# [STATED GOAL]
Collect every line of the records below that contains the word "content".

# [MATERIALS PROVIDED]
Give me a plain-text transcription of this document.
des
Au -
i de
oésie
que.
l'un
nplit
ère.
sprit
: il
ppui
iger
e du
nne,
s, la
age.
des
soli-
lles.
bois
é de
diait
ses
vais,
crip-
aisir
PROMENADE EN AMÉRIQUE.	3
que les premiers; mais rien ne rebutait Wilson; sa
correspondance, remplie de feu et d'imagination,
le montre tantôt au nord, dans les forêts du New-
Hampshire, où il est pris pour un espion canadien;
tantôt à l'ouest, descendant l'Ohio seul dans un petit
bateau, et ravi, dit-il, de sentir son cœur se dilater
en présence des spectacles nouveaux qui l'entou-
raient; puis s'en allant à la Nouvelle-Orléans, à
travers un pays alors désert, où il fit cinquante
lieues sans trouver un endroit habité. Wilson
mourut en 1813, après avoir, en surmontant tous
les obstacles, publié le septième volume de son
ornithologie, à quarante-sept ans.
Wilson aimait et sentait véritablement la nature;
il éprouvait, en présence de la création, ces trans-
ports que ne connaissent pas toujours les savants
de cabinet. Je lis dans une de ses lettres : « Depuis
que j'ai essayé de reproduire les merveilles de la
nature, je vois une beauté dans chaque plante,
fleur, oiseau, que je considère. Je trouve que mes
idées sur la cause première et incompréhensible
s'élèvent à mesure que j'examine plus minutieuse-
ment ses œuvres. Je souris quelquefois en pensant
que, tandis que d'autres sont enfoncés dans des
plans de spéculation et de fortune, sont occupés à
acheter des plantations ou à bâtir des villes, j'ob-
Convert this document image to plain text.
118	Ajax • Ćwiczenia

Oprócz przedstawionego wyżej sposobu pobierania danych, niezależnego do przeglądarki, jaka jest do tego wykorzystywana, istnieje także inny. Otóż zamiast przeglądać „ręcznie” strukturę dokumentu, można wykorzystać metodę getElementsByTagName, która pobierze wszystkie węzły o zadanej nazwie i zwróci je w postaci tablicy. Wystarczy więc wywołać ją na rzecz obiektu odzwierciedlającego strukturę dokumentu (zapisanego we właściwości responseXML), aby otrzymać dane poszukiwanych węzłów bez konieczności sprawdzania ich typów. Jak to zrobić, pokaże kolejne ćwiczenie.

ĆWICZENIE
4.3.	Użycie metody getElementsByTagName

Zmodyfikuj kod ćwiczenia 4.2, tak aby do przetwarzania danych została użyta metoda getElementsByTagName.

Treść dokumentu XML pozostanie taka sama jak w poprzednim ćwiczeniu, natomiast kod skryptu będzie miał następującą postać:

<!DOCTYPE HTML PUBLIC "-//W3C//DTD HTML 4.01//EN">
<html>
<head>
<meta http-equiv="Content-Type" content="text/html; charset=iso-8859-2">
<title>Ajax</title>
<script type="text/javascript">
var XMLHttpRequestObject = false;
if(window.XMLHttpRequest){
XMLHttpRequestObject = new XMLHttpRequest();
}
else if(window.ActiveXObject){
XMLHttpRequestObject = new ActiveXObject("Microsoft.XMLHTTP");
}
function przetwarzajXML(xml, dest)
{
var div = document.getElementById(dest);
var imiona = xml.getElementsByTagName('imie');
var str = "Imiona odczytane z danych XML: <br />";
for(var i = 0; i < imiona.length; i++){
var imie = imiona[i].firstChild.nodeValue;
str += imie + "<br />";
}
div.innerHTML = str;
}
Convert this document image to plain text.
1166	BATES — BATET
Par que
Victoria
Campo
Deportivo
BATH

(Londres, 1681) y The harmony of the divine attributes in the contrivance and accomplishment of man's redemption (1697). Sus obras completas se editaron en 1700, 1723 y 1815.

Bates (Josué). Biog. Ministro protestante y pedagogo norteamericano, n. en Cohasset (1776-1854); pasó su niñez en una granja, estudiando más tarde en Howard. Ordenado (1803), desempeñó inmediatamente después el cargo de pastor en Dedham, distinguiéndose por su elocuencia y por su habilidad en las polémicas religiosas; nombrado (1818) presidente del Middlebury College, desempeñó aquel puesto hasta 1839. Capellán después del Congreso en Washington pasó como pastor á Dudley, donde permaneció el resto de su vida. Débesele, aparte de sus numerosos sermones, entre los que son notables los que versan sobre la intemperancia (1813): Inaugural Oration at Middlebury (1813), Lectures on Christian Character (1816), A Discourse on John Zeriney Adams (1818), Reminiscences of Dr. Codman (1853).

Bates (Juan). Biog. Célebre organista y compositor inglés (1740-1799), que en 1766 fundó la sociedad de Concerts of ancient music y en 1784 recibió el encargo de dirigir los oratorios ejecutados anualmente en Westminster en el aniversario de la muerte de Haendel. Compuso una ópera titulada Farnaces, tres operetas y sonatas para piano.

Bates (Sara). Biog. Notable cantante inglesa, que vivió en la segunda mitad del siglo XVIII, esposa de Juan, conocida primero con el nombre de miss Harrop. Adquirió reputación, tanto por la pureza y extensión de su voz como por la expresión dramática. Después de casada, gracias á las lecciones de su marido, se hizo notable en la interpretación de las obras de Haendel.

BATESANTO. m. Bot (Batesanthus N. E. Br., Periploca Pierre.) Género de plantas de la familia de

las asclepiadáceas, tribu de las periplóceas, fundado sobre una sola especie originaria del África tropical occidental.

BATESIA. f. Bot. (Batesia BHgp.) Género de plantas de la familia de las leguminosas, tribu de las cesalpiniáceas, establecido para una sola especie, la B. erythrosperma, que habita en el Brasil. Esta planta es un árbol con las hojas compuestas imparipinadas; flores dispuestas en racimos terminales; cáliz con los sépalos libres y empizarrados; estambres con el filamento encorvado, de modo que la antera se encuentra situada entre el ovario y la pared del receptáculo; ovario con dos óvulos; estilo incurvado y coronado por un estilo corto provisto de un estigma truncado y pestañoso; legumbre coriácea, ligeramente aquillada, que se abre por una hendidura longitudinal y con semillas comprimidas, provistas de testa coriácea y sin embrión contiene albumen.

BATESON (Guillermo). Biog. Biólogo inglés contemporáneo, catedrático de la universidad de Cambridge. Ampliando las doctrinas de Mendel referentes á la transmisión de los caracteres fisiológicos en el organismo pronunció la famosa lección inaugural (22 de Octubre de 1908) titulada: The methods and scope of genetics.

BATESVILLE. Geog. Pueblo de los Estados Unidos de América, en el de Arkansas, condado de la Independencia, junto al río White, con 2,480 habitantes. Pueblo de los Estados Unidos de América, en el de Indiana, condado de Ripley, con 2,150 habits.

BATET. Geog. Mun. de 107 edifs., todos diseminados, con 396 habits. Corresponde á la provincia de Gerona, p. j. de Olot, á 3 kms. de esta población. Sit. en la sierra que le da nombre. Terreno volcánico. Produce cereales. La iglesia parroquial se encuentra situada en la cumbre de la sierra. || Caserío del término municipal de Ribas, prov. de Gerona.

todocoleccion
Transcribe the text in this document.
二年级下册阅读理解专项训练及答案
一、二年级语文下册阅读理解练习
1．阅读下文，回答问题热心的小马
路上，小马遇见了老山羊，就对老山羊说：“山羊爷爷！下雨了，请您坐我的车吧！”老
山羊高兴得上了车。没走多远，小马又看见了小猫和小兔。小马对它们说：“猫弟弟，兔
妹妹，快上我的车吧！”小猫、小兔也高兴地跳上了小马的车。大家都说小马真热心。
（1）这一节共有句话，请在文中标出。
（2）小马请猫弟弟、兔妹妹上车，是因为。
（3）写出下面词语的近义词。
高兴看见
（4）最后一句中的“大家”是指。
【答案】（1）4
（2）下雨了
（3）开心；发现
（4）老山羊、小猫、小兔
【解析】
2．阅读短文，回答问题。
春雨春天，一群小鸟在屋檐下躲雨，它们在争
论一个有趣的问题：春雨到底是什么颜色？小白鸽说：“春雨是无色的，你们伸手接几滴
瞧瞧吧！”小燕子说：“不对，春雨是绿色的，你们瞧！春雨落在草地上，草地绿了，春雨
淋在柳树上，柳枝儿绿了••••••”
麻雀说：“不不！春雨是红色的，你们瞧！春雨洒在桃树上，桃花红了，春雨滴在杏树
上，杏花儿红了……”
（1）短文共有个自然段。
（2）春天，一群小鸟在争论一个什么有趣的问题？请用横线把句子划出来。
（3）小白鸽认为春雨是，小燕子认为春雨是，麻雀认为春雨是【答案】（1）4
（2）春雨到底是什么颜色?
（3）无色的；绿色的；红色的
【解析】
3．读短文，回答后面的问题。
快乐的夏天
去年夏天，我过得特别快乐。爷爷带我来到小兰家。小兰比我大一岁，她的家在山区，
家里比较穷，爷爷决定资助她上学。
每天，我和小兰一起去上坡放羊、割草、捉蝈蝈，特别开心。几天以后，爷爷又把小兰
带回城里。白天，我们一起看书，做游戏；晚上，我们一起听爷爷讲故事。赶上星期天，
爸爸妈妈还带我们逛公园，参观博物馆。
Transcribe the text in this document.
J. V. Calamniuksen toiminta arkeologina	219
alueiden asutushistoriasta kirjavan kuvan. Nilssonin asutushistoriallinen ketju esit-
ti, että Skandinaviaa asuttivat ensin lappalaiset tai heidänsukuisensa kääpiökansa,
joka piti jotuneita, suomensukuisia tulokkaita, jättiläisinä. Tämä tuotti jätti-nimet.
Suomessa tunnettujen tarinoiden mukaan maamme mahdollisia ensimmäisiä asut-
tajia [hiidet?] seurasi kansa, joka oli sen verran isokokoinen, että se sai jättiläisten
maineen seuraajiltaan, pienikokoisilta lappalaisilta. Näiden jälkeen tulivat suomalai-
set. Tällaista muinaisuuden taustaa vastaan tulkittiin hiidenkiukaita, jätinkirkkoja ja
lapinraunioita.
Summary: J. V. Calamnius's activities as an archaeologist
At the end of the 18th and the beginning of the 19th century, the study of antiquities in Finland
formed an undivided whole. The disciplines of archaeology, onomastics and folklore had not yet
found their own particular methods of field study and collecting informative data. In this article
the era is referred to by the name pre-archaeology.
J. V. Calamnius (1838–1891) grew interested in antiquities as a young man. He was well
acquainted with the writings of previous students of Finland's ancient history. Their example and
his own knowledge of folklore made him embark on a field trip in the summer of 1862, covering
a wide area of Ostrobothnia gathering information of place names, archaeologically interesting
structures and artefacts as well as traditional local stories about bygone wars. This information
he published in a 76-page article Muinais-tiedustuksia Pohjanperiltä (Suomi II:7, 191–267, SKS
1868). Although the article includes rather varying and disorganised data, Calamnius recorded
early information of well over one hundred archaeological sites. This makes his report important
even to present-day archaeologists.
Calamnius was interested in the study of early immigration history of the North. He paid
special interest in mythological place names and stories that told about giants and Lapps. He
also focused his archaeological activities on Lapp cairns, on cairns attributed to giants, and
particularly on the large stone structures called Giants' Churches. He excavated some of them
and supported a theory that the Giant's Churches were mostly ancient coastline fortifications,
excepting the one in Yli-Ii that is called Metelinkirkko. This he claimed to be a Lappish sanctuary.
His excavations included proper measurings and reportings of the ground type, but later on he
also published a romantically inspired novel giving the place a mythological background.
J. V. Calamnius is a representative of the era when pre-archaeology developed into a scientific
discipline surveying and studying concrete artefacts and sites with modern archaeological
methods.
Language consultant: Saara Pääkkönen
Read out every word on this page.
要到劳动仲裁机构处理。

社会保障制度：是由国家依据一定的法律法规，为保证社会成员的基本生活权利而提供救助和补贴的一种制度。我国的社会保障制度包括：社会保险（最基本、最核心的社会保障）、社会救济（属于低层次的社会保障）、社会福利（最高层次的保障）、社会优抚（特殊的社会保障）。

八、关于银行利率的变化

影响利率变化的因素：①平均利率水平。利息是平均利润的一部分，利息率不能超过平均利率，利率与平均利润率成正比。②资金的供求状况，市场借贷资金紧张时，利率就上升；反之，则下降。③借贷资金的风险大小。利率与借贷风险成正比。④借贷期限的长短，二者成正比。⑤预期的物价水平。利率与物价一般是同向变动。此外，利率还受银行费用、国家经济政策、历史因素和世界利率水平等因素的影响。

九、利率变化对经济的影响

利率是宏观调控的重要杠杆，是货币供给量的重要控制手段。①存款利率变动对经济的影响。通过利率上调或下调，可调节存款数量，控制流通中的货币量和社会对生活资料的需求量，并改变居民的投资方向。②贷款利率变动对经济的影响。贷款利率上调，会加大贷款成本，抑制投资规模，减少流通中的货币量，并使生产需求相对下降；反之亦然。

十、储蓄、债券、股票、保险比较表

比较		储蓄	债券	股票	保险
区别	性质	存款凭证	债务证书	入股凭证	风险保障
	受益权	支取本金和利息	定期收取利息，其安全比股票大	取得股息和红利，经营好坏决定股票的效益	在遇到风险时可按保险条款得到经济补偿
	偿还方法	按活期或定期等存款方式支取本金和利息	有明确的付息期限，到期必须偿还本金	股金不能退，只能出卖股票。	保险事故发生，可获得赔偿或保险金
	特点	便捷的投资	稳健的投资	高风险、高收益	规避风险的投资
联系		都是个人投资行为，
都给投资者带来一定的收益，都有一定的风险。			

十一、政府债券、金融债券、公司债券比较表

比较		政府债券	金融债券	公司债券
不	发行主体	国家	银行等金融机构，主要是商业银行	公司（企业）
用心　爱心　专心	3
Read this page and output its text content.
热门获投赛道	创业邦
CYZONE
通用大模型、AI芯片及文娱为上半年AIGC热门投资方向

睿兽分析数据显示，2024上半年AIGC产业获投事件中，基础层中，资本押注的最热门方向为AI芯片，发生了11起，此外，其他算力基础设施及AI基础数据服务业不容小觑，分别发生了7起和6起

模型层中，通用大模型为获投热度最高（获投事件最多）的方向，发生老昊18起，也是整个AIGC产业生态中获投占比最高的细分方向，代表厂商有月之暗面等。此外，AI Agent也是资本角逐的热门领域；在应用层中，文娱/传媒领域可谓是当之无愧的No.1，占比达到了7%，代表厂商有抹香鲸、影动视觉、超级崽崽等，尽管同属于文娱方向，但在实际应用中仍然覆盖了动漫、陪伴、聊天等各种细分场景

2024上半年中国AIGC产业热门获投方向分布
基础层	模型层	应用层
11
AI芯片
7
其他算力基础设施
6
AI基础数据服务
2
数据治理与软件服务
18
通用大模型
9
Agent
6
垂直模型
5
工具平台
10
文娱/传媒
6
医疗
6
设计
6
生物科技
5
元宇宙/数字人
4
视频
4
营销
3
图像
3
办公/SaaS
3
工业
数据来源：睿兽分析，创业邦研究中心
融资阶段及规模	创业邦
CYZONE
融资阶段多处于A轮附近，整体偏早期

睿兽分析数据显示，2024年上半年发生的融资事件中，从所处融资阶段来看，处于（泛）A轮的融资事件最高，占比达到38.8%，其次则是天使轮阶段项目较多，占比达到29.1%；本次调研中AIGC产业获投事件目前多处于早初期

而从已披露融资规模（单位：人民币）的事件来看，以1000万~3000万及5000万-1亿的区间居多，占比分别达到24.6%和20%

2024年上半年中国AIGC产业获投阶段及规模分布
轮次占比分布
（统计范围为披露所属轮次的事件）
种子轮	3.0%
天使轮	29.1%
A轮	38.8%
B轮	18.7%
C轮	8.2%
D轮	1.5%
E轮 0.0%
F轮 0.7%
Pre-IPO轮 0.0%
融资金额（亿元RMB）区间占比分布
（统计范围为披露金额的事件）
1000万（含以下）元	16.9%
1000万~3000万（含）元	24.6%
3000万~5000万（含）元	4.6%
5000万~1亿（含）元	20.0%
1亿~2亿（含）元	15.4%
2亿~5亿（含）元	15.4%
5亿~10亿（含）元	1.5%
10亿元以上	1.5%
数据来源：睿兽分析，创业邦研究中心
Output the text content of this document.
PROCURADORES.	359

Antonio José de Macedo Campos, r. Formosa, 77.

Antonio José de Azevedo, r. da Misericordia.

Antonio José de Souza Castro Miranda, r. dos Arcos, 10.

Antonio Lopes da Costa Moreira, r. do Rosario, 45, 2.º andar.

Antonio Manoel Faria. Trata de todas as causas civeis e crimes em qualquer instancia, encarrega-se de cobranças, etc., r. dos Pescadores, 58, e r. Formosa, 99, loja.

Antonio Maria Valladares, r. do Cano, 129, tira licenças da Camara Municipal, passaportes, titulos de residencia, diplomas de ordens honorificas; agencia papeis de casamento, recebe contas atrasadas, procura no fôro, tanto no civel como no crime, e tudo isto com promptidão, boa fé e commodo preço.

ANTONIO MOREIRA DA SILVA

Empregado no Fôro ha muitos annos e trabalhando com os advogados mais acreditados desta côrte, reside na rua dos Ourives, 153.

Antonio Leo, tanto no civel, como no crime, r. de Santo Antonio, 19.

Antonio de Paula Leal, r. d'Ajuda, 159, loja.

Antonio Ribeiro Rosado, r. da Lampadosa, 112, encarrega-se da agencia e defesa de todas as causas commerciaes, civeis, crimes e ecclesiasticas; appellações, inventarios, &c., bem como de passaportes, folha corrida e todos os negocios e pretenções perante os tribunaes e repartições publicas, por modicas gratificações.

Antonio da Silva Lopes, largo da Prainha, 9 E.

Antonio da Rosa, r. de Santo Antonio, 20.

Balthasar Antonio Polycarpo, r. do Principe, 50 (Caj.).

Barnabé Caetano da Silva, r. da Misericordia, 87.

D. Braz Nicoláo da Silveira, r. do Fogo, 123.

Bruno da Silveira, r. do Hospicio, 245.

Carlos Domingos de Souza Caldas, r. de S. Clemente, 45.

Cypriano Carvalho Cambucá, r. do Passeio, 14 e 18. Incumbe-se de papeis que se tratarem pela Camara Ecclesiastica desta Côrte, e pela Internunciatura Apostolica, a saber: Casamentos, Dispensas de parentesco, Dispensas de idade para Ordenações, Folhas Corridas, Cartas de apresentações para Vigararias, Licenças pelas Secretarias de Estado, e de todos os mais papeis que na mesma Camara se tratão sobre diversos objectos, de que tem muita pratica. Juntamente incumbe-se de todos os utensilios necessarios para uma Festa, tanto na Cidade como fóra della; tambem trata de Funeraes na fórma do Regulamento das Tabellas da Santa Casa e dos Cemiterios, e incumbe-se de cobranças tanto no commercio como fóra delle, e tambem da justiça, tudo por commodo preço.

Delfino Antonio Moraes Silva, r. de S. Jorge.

# [IN RESPONSE]
<meta http-equiv="Content-Type" content="text/html; charset=iso-8859-2">
Read this page and output its text content.
Output the text content of this document.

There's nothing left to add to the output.